-- START Task data --
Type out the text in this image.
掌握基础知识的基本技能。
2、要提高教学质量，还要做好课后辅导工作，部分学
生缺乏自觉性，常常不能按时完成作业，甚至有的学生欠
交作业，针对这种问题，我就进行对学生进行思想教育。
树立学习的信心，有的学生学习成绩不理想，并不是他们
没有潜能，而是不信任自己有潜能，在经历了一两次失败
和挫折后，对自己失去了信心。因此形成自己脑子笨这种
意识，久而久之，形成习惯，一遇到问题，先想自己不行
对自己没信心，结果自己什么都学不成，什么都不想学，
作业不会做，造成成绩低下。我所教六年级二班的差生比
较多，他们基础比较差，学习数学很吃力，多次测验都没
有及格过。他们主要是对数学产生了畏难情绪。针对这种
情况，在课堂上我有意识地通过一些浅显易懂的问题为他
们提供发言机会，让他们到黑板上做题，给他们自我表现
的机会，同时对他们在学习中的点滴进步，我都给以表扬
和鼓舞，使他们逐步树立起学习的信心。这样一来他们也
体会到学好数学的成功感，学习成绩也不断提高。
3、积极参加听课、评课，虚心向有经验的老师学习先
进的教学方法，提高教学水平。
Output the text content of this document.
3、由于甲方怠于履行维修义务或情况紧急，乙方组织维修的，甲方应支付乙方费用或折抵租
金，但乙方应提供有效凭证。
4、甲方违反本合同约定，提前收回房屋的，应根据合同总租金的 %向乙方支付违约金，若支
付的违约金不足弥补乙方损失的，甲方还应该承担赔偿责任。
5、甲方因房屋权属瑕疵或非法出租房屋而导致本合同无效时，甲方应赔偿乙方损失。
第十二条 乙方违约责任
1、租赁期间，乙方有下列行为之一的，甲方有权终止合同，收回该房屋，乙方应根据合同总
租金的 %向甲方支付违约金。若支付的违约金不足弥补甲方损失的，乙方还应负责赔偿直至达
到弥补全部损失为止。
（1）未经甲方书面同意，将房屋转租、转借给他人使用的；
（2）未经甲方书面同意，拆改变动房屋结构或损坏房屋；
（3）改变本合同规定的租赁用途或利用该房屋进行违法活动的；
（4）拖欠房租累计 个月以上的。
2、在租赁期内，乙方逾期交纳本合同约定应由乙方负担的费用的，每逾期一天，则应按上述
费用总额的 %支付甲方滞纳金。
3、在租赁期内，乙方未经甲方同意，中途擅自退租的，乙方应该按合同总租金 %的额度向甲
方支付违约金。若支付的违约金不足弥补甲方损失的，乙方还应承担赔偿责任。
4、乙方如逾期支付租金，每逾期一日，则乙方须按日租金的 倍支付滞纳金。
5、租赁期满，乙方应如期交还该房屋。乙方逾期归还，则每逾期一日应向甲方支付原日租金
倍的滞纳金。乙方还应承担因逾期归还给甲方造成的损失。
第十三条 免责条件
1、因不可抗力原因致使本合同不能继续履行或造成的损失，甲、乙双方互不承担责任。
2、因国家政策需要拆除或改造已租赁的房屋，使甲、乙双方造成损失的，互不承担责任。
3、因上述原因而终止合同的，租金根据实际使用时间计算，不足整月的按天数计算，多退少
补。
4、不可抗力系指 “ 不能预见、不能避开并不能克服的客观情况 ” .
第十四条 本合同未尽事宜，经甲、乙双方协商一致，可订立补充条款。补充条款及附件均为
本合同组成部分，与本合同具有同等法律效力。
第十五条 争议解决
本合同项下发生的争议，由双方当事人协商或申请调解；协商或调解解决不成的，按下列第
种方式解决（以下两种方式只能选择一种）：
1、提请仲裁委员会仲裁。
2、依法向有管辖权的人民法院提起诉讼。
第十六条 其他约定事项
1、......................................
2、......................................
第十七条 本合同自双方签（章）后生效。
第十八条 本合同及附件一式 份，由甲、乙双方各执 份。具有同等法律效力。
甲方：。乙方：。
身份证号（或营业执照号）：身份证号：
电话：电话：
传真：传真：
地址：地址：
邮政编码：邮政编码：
-- END Task data --
▸ Exercise directions: Tally the lines of the records holding the word "在租赁期内", then state only the tally.

▸ Response to this exercise: 2